▸ What needs to be done
Report how many lines of these entries hold the string "Verlauf"; reply with the number alone.

** Start **

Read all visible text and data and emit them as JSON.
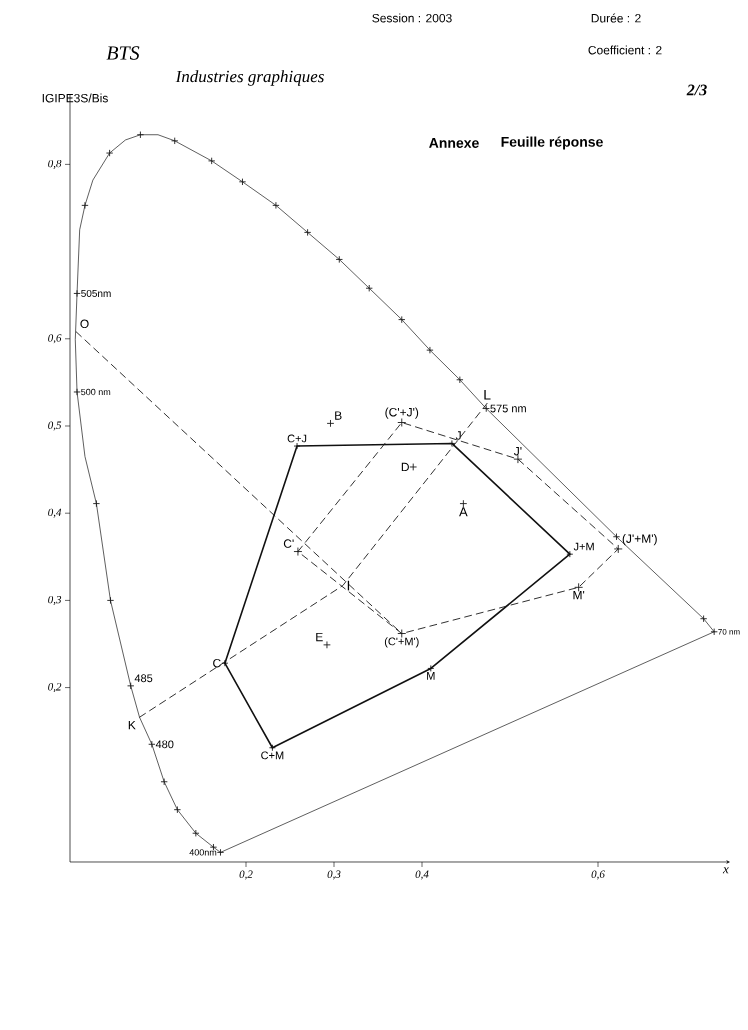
{
  "chart_data": {
    "type": "line",
    "title": "Annexe",
    "subtitle": "Feuille réponse",
    "xlabel": "x",
    "xlim": [
      0,
      0.75
    ],
    "ylim": [
      0,
      0.88
    ],
    "xticks": [
      {
        "value": 0.2,
        "label": "0,2"
      },
      {
        "value": 0.3,
        "label": "0,3"
      },
      {
        "value": 0.4,
        "label": "0,4"
      },
      {
        "value": 0.6,
        "label": "0,6"
      }
    ],
    "yticks": [
      {
        "value": 0.2,
        "label": "0,2"
      },
      {
        "value": 0.3,
        "label": "0,3"
      },
      {
        "value": 0.4,
        "label": "0,4"
      },
      {
        "value": 0.5,
        "label": "0,5"
      },
      {
        "value": 0.6,
        "label": "0,6"
      },
      {
        "value": 0.8,
        "label": "0,8"
      }
    ],
    "series": [
      {
        "type": "line",
        "color": "#1a1a1a",
        "line_style": "solid",
        "x": [
          0.171,
          0.163,
          0.143,
          0.122,
          0.107,
          0.093,
          0.079,
          0.069,
          0.046,
          0.03,
          0.017,
          0.008,
          0.006,
          0.008,
          0.011,
          0.017,
          0.026,
          0.045,
          0.063,
          0.08,
          0.1,
          0.119,
          0.161,
          0.196,
          0.234,
          0.27,
          0.306,
          0.34,
          0.377,
          0.409,
          0.443,
          0.473,
          0.621,
          0.72,
          0.732
        ],
        "values": [
          0.011,
          0.017,
          0.033,
          0.06,
          0.092,
          0.135,
          0.166,
          0.202,
          0.3,
          0.411,
          0.465,
          0.539,
          0.599,
          0.652,
          0.725,
          0.753,
          0.782,
          0.813,
          0.828,
          0.834,
          0.834,
          0.827,
          0.804,
          0.78,
          0.753,
          0.722,
          0.691,
          0.658,
          0.622,
          0.587,
          0.553,
          0.52,
          0.373,
          0.279,
          0.264
        ]
      },
      {
        "type": "line",
        "color": "#1a1a1a",
        "line_style": "solid",
        "x": [
          0.171,
          0.732
        ],
        "values": [
          0.011,
          0.264
        ]
      },
      {
        "type": "scatter",
        "color": "#1a1a1a",
        "marker": "cross",
        "x": [
          0.171,
          0.163,
          0.143,
          0.122,
          0.107,
          0.093,
          0.069,
          0.046,
          0.03,
          0.008,
          0.008,
          0.017,
          0.045,
          0.08,
          0.119,
          0.161,
          0.196,
          0.234,
          0.27,
          0.306,
          0.34,
          0.377,
          0.409,
          0.443,
          0.473,
          0.621,
          0.72,
          0.732
        ],
        "values": [
          0.011,
          0.017,
          0.033,
          0.06,
          0.092,
          0.135,
          0.202,
          0.3,
          0.411,
          0.539,
          0.652,
          0.753,
          0.813,
          0.834,
          0.827,
          0.804,
          0.78,
          0.753,
          0.722,
          0.691,
          0.658,
          0.622,
          0.587,
          0.553,
          0.52,
          0.373,
          0.279,
          0.264
        ]
      },
      {
        "type": "line",
        "color": "#111111",
        "line_style": "solid",
        "marker": "cross",
        "x": [
          0.176,
          0.258,
          0.434,
          0.568,
          0.41,
          0.23
        ],
        "values": [
          0.228,
          0.477,
          0.48,
          0.353,
          0.222,
          0.131
        ]
      },
      {
        "type": "line",
        "color": "#111111",
        "line_style": "solid",
        "x": [
          0.23,
          0.176
        ],
        "values": [
          0.131,
          0.228
        ]
      },
      {
        "type": "line",
        "color": "#1a1a1a",
        "line_style": "dashed",
        "marker": "cross",
        "x": [
          0.259,
          0.377,
          0.509,
          0.623,
          0.578,
          0.377
        ],
        "values": [
          0.356,
          0.504,
          0.462,
          0.359,
          0.315,
          0.262
        ]
      },
      {
        "type": "line",
        "color": "#1a1a1a",
        "line_style": "dashed",
        "x": [
          0.377,
          0.259
        ],
        "values": [
          0.262,
          0.356
        ]
      },
      {
        "type": "line",
        "color": "#1a1a1a",
        "line_style": "dashed",
        "x": [
          0.007,
          0.377
        ],
        "values": [
          0.608,
          0.262
        ]
      },
      {
        "type": "line",
        "color": "#1a1a1a",
        "line_style": "dashed",
        "x": [
          0.079,
          0.31,
          0.474
        ],
        "values": [
          0.166,
          0.317,
          0.526
        ]
      },
      {
        "type": "scatter",
        "color": "#1a1a1a",
        "marker": "cross",
        "x": [
          0.447,
          0.296,
          0.39,
          0.292
        ],
        "values": [
          0.411,
          0.503,
          0.453,
          0.249
        ]
      }
    ],
    "annotations": [
      {
        "text": "O",
        "x": 0.007,
        "y": 0.608
      },
      {
        "text": "K",
        "x": 0.079,
        "y": 0.166
      },
      {
        "text": "C",
        "x": 0.176,
        "y": 0.228
      },
      {
        "text": "C+J",
        "x": 0.258,
        "y": 0.477
      },
      {
        "text": "J",
        "x": 0.434,
        "y": 0.48
      },
      {
        "text": "J+M",
        "x": 0.568,
        "y": 0.353
      },
      {
        "text": "M",
        "x": 0.41,
        "y": 0.222
      },
      {
        "text": "C+M",
        "x": 0.23,
        "y": 0.131
      },
      {
        "text": "B",
        "x": 0.296,
        "y": 0.503
      },
      {
        "text": "D",
        "x": 0.39,
        "y": 0.453
      },
      {
        "text": "A",
        "x": 0.447,
        "y": 0.411
      },
      {
        "text": "E",
        "x": 0.292,
        "y": 0.249
      },
      {
        "text": "I",
        "x": 0.31,
        "y": 0.317
      },
      {
        "text": "C'",
        "x": 0.259,
        "y": 0.356
      },
      {
        "text": "(C'+J')",
        "x": 0.377,
        "y": 0.504
      },
      {
        "text": "J'",
        "x": 0.509,
        "y": 0.462
      },
      {
        "text": "(J'+M')",
        "x": 0.623,
        "y": 0.359
      },
      {
        "text": "M'",
        "x": 0.578,
        "y": 0.315
      },
      {
        "text": "(C'+M')",
        "x": 0.377,
        "y": 0.262
      },
      {
        "text": "L",
        "x": 0.474,
        "y": 0.526
      },
      {
        "text": "575 nm",
        "x": 0.473,
        "y": 0.52
      },
      {
        "text": "505nm",
        "x": 0.008,
        "y": 0.652
      },
      {
        "text": "500 nm",
        "x": 0.008,
        "y": 0.539
      },
      {
        "text": "485",
        "x": 0.069,
        "y": 0.202
      },
      {
        "text": "480",
        "x": 0.093,
        "y": 0.135
      },
      {
        "text": "400nm",
        "x": 0.171,
        "y": 0.011
      },
      {
        "text": "70 nm",
        "x": 0.732,
        "y": 0.264
      },
      "BTS",
      "Industries graphiques",
      "IGIPE3S/Bis",
      "Session : 2003",
      "Durée : 2",
      "Coefficient : 2",
      "2/3"
    ]
  }
}
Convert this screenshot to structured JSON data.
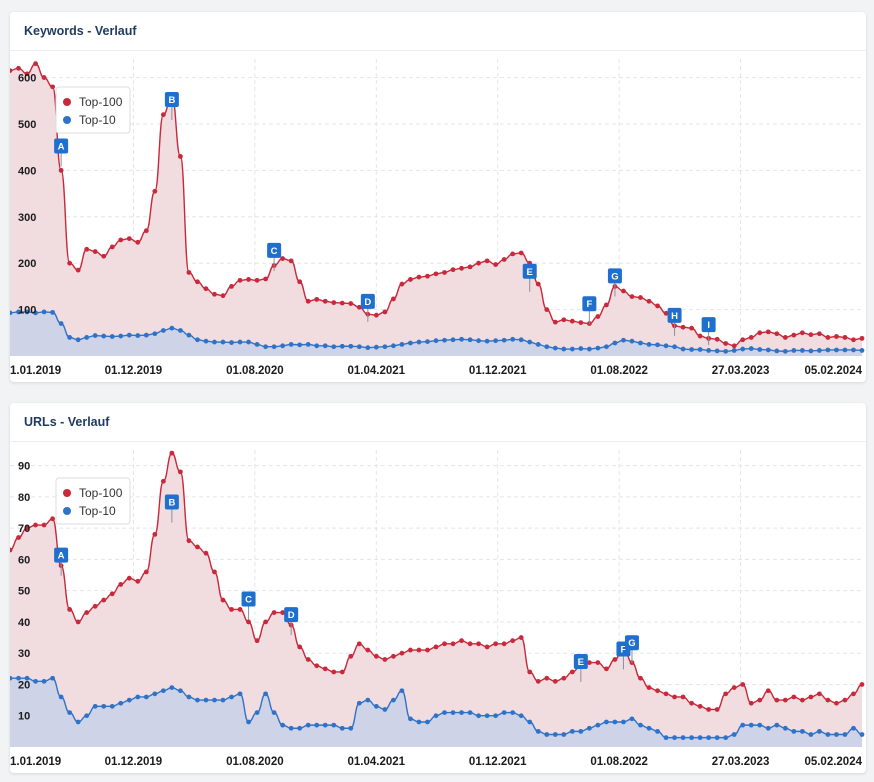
{
  "colors": {
    "top100": "#c8293b",
    "top100_fill": "#f1dde0",
    "top10": "#2f73c9",
    "top10_fill": "#cfd3e8",
    "marker": "#1f6fcf"
  },
  "legend": [
    "Top-100",
    "Top-10"
  ],
  "x_labels": [
    "1.01.2019",
    "01.12.2019",
    "01.08.2020",
    "01.04.2021",
    "01.12.2021",
    "01.08.2022",
    "27.03.2023",
    "05.02.2024"
  ],
  "chart_data": [
    {
      "type": "area",
      "title": "Keywords - Verlauf",
      "ylim": [
        0,
        640
      ],
      "yticks": [
        100,
        200,
        300,
        400,
        500,
        600
      ],
      "series": [
        {
          "name": "Top-100",
          "values": [
            615,
            620,
            608,
            630,
            600,
            580,
            400,
            200,
            185,
            230,
            225,
            215,
            235,
            250,
            253,
            245,
            270,
            355,
            520,
            560,
            430,
            180,
            160,
            145,
            133,
            130,
            150,
            163,
            165,
            163,
            166,
            195,
            210,
            205,
            160,
            118,
            122,
            118,
            115,
            114,
            113,
            105,
            90,
            88,
            95,
            123,
            155,
            165,
            170,
            172,
            177,
            180,
            186,
            189,
            192,
            200,
            205,
            197,
            208,
            220,
            222,
            200,
            155,
            100,
            73,
            78,
            75,
            72,
            70,
            85,
            110,
            150,
            140,
            128,
            126,
            118,
            108,
            92,
            65,
            62,
            60,
            43,
            38,
            36,
            27,
            22,
            35,
            40,
            50,
            52,
            48,
            40,
            45,
            50,
            46,
            48,
            40,
            42,
            40,
            35,
            38
          ]
        },
        {
          "name": "Top-10",
          "values": [
            93,
            95,
            95,
            93,
            95,
            94,
            70,
            40,
            35,
            40,
            44,
            43,
            42,
            43,
            45,
            44,
            45,
            48,
            55,
            60,
            55,
            45,
            35,
            32,
            30,
            30,
            29,
            30,
            30,
            25,
            20,
            20,
            22,
            25,
            24,
            25,
            22,
            22,
            20,
            21,
            21,
            20,
            18,
            19,
            20,
            22,
            25,
            28,
            30,
            31,
            33,
            34,
            35,
            36,
            35,
            33,
            32,
            33,
            34,
            36,
            35,
            30,
            25,
            20,
            17,
            15,
            15,
            16,
            15,
            17,
            20,
            28,
            34,
            32,
            28,
            25,
            24,
            22,
            20,
            15,
            14,
            14,
            12,
            11,
            10,
            12,
            15,
            16,
            14,
            13,
            11,
            10,
            12,
            12,
            11,
            12,
            13,
            13,
            13,
            13,
            12
          ]
        }
      ],
      "annotations": [
        {
          "label": "A",
          "x": 6,
          "y": 430
        },
        {
          "label": "B",
          "x": 19,
          "y": 530
        },
        {
          "label": "C",
          "x": 31,
          "y": 205
        },
        {
          "label": "D",
          "x": 42,
          "y": 95
        },
        {
          "label": "E",
          "x": 61,
          "y": 160
        },
        {
          "label": "F",
          "x": 68,
          "y": 90
        },
        {
          "label": "G",
          "x": 71,
          "y": 150
        },
        {
          "label": "H",
          "x": 78,
          "y": 65
        },
        {
          "label": "I",
          "x": 82,
          "y": 45
        }
      ]
    },
    {
      "type": "area",
      "title": "URLs - Verlauf",
      "ylim": [
        0,
        95
      ],
      "yticks": [
        10,
        20,
        30,
        40,
        50,
        60,
        70,
        80,
        90
      ],
      "series": [
        {
          "name": "Top-100",
          "values": [
            63,
            67,
            70,
            71,
            71,
            73,
            58,
            44,
            40,
            43,
            45,
            47,
            49,
            52,
            54,
            53,
            56,
            68,
            85,
            94,
            88,
            66,
            64,
            62,
            56,
            47,
            44,
            44,
            40,
            34,
            40,
            43,
            43,
            39,
            32,
            28,
            26,
            25,
            24,
            24,
            29,
            33,
            31,
            29,
            28,
            29,
            30,
            31,
            31,
            31,
            32,
            33,
            33,
            34,
            33,
            33,
            32,
            33,
            33,
            34,
            35,
            24,
            21,
            22,
            21,
            22,
            24,
            26,
            27,
            27,
            25,
            28,
            32,
            27,
            22,
            19,
            18,
            17,
            16,
            16,
            14,
            13,
            12,
            12,
            17,
            19,
            20,
            14,
            15,
            18,
            15,
            15,
            16,
            15,
            16,
            17,
            15,
            14,
            15,
            17,
            20
          ]
        },
        {
          "name": "Top-10",
          "values": [
            22,
            22,
            22,
            21,
            21,
            22,
            16,
            11,
            8,
            10,
            13,
            13,
            13,
            14,
            15,
            16,
            16,
            17,
            18,
            19,
            18,
            16,
            15,
            15,
            15,
            15,
            16,
            17,
            8,
            11,
            17,
            11,
            7,
            6,
            6,
            7,
            7,
            7,
            7,
            6,
            6,
            14,
            15,
            13,
            12,
            15,
            18,
            9,
            8,
            8,
            10,
            11,
            11,
            11,
            11,
            10,
            10,
            10,
            11,
            11,
            10,
            8,
            5,
            4,
            4,
            4,
            5,
            5,
            6,
            7,
            8,
            8,
            8,
            9,
            7,
            6,
            5,
            3,
            3,
            3,
            3,
            3,
            3,
            3,
            3,
            4,
            7,
            7,
            7,
            6,
            7,
            6,
            5,
            5,
            4,
            5,
            4,
            4,
            4,
            6,
            4
          ]
        }
      ],
      "annotations": [
        {
          "label": "A",
          "x": 6,
          "y": 58
        },
        {
          "label": "B",
          "x": 19,
          "y": 75
        },
        {
          "label": "C",
          "x": 28,
          "y": 44
        },
        {
          "label": "D",
          "x": 33,
          "y": 39
        },
        {
          "label": "E",
          "x": 67,
          "y": 24
        },
        {
          "label": "F",
          "x": 72,
          "y": 28
        },
        {
          "label": "G",
          "x": 73,
          "y": 30
        }
      ]
    }
  ]
}
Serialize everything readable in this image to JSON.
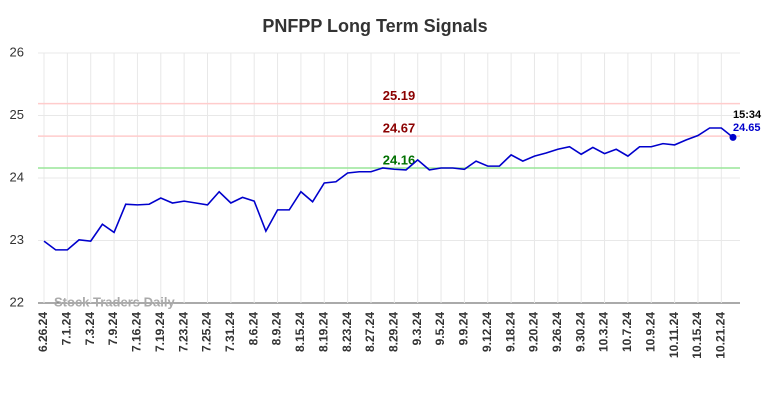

** End **

▸ Output below
2